• JOB: The material below should be written out in full and exactly; pictures stay out of the copy.

___ EXERCISE MATERIALS ___

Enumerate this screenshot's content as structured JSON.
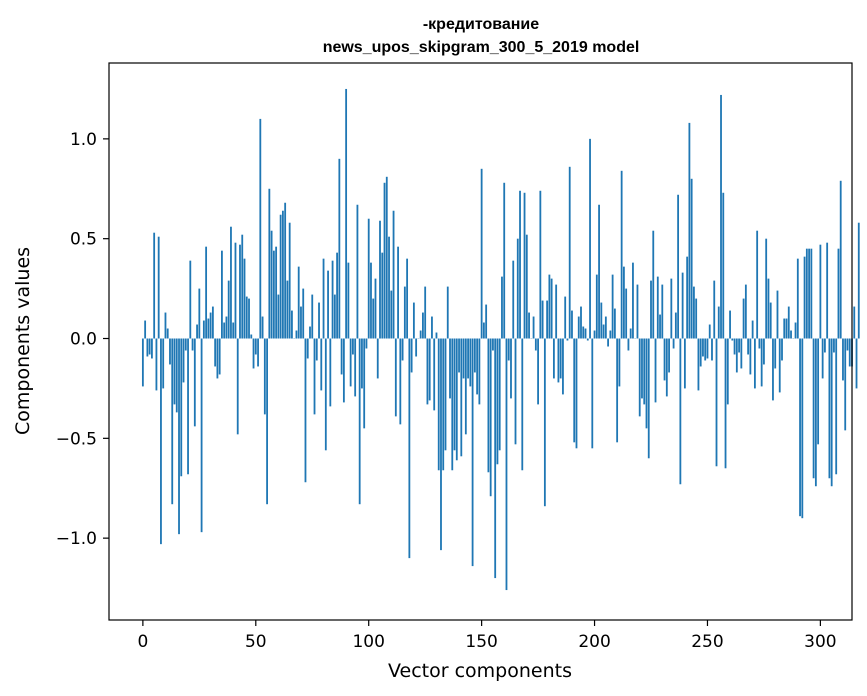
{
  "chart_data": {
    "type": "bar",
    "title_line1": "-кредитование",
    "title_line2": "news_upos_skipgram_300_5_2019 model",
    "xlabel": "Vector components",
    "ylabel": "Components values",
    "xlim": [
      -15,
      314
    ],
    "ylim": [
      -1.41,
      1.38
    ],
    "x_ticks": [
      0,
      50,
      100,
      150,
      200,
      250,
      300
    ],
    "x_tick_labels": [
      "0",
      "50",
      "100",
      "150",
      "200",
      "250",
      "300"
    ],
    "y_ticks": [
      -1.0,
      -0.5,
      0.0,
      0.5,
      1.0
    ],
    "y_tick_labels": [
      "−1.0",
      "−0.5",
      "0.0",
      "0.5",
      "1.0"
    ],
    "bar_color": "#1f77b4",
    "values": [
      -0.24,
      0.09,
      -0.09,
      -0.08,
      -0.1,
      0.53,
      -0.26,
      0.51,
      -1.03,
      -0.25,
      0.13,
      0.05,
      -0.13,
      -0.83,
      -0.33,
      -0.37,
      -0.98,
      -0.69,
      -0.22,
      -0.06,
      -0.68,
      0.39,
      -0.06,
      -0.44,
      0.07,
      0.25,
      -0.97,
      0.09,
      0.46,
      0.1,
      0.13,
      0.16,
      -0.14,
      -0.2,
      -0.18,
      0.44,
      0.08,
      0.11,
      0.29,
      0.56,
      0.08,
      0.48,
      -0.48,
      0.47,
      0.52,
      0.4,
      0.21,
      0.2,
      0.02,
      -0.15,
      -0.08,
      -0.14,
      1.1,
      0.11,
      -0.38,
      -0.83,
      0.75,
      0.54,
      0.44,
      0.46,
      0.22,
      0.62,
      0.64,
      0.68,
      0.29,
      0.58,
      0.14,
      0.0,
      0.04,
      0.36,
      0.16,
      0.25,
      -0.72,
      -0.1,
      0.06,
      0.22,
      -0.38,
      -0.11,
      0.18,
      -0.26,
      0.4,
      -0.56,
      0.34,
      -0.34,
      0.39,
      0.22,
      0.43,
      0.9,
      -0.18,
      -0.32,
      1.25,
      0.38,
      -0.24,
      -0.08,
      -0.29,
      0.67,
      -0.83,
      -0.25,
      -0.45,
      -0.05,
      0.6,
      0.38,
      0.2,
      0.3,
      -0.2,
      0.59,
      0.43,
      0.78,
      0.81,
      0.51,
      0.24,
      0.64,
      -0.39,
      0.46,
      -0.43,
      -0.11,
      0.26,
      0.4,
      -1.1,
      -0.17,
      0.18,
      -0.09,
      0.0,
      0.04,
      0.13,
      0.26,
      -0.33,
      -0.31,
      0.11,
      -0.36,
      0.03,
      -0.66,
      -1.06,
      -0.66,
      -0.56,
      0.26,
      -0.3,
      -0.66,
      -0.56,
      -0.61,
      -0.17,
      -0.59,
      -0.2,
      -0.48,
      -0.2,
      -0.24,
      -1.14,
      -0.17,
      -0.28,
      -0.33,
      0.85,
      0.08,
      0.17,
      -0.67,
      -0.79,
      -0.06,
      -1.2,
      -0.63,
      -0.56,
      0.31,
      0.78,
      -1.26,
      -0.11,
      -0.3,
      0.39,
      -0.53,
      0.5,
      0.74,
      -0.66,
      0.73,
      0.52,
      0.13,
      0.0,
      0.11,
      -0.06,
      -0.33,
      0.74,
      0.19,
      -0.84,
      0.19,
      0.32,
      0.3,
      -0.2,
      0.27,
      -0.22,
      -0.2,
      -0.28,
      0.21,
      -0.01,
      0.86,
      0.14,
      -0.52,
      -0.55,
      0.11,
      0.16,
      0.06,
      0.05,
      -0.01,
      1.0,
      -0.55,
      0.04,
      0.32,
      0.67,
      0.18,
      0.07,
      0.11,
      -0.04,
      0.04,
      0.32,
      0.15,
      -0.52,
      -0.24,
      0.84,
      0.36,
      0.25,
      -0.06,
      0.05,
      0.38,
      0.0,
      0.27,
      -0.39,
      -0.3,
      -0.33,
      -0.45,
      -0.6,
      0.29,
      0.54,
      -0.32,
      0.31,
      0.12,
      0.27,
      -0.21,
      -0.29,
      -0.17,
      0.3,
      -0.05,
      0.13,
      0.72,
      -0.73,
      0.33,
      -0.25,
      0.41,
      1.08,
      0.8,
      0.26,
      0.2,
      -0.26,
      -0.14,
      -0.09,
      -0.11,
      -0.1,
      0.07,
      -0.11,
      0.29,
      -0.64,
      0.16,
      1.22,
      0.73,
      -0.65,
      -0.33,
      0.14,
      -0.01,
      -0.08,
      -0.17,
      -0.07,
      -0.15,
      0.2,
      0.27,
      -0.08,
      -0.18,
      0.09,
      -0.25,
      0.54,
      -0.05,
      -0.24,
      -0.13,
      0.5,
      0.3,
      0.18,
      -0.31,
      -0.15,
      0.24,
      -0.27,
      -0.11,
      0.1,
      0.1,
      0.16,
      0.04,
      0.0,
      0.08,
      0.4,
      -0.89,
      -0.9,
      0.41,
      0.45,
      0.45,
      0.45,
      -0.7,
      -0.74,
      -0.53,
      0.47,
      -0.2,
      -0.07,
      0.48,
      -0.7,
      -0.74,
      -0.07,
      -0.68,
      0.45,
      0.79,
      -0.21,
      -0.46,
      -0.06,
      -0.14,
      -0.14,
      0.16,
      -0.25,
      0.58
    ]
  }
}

___

• RESULT FOR THIS TASK:
Enumerate this screenshot's content as structured JSON.
{
  "chart_data": {
    "type": "bar",
    "title_line1": "-кредитование",
    "title_line2": "news_upos_skipgram_300_5_2019 model",
    "xlabel": "Vector components",
    "ylabel": "Components values",
    "xlim": [
      -15,
      314
    ],
    "ylim": [
      -1.41,
      1.38
    ],
    "x_ticks": [
      0,
      50,
      100,
      150,
      200,
      250,
      300
    ],
    "x_tick_labels": [
      "0",
      "50",
      "100",
      "150",
      "200",
      "250",
      "300"
    ],
    "y_ticks": [
      -1.0,
      -0.5,
      0.0,
      0.5,
      1.0
    ],
    "y_tick_labels": [
      "−1.0",
      "−0.5",
      "0.0",
      "0.5",
      "1.0"
    ],
    "bar_color": "#1f77b4",
    "values": [
      -0.24,
      0.09,
      -0.09,
      -0.08,
      -0.1,
      0.53,
      -0.26,
      0.51,
      -1.03,
      -0.25,
      0.13,
      0.05,
      -0.13,
      -0.83,
      -0.33,
      -0.37,
      -0.98,
      -0.69,
      -0.22,
      -0.06,
      -0.68,
      0.39,
      -0.06,
      -0.44,
      0.07,
      0.25,
      -0.97,
      0.09,
      0.46,
      0.1,
      0.13,
      0.16,
      -0.14,
      -0.2,
      -0.18,
      0.44,
      0.08,
      0.11,
      0.29,
      0.56,
      0.08,
      0.48,
      -0.48,
      0.47,
      0.52,
      0.4,
      0.21,
      0.2,
      0.02,
      -0.15,
      -0.08,
      -0.14,
      1.1,
      0.11,
      -0.38,
      -0.83,
      0.75,
      0.54,
      0.44,
      0.46,
      0.22,
      0.62,
      0.64,
      0.68,
      0.29,
      0.58,
      0.14,
      0.0,
      0.04,
      0.36,
      0.16,
      0.25,
      -0.72,
      -0.1,
      0.06,
      0.22,
      -0.38,
      -0.11,
      0.18,
      -0.26,
      0.4,
      -0.56,
      0.34,
      -0.34,
      0.39,
      0.22,
      0.43,
      0.9,
      -0.18,
      -0.32,
      1.25,
      0.38,
      -0.24,
      -0.08,
      -0.29,
      0.67,
      -0.83,
      -0.25,
      -0.45,
      -0.05,
      0.6,
      0.38,
      0.2,
      0.3,
      -0.2,
      0.59,
      0.43,
      0.78,
      0.81,
      0.51,
      0.24,
      0.64,
      -0.39,
      0.46,
      -0.43,
      -0.11,
      0.26,
      0.4,
      -1.1,
      -0.17,
      0.18,
      -0.09,
      0.0,
      0.04,
      0.13,
      0.26,
      -0.33,
      -0.31,
      0.11,
      -0.36,
      0.03,
      -0.66,
      -1.06,
      -0.66,
      -0.56,
      0.26,
      -0.3,
      -0.66,
      -0.56,
      -0.61,
      -0.17,
      -0.59,
      -0.2,
      -0.48,
      -0.2,
      -0.24,
      -1.14,
      -0.17,
      -0.28,
      -0.33,
      0.85,
      0.08,
      0.17,
      -0.67,
      -0.79,
      -0.06,
      -1.2,
      -0.63,
      -0.56,
      0.31,
      0.78,
      -1.26,
      -0.11,
      -0.3,
      0.39,
      -0.53,
      0.5,
      0.74,
      -0.66,
      0.73,
      0.52,
      0.13,
      0.0,
      0.11,
      -0.06,
      -0.33,
      0.74,
      0.19,
      -0.84,
      0.19,
      0.32,
      0.3,
      -0.2,
      0.27,
      -0.22,
      -0.2,
      -0.28,
      0.21,
      -0.01,
      0.86,
      0.14,
      -0.52,
      -0.55,
      0.11,
      0.16,
      0.06,
      0.05,
      -0.01,
      1.0,
      -0.55,
      0.04,
      0.32,
      0.67,
      0.18,
      0.07,
      0.11,
      -0.04,
      0.04,
      0.32,
      0.15,
      -0.52,
      -0.24,
      0.84,
      0.36,
      0.25,
      -0.06,
      0.05,
      0.38,
      0.0,
      0.27,
      -0.39,
      -0.3,
      -0.33,
      -0.45,
      -0.6,
      0.29,
      0.54,
      -0.32,
      0.31,
      0.12,
      0.27,
      -0.21,
      -0.29,
      -0.17,
      0.3,
      -0.05,
      0.13,
      0.72,
      -0.73,
      0.33,
      -0.25,
      0.41,
      1.08,
      0.8,
      0.26,
      0.2,
      -0.26,
      -0.14,
      -0.09,
      -0.11,
      -0.1,
      0.07,
      -0.11,
      0.29,
      -0.64,
      0.16,
      1.22,
      0.73,
      -0.65,
      -0.33,
      0.14,
      -0.01,
      -0.08,
      -0.17,
      -0.07,
      -0.15,
      0.2,
      0.27,
      -0.08,
      -0.18,
      0.09,
      -0.25,
      0.54,
      -0.05,
      -0.24,
      -0.13,
      0.5,
      0.3,
      0.18,
      -0.31,
      -0.15,
      0.24,
      -0.27,
      -0.11,
      0.1,
      0.1,
      0.16,
      0.04,
      0.0,
      0.08,
      0.4,
      -0.89,
      -0.9,
      0.41,
      0.45,
      0.45,
      0.45,
      -0.7,
      -0.74,
      -0.53,
      0.47,
      -0.2,
      -0.07,
      0.48,
      -0.7,
      -0.74,
      -0.07,
      -0.68,
      0.45,
      0.79,
      -0.21,
      -0.46,
      -0.06,
      -0.14,
      -0.14,
      0.16,
      -0.25,
      0.58
    ]
  }
}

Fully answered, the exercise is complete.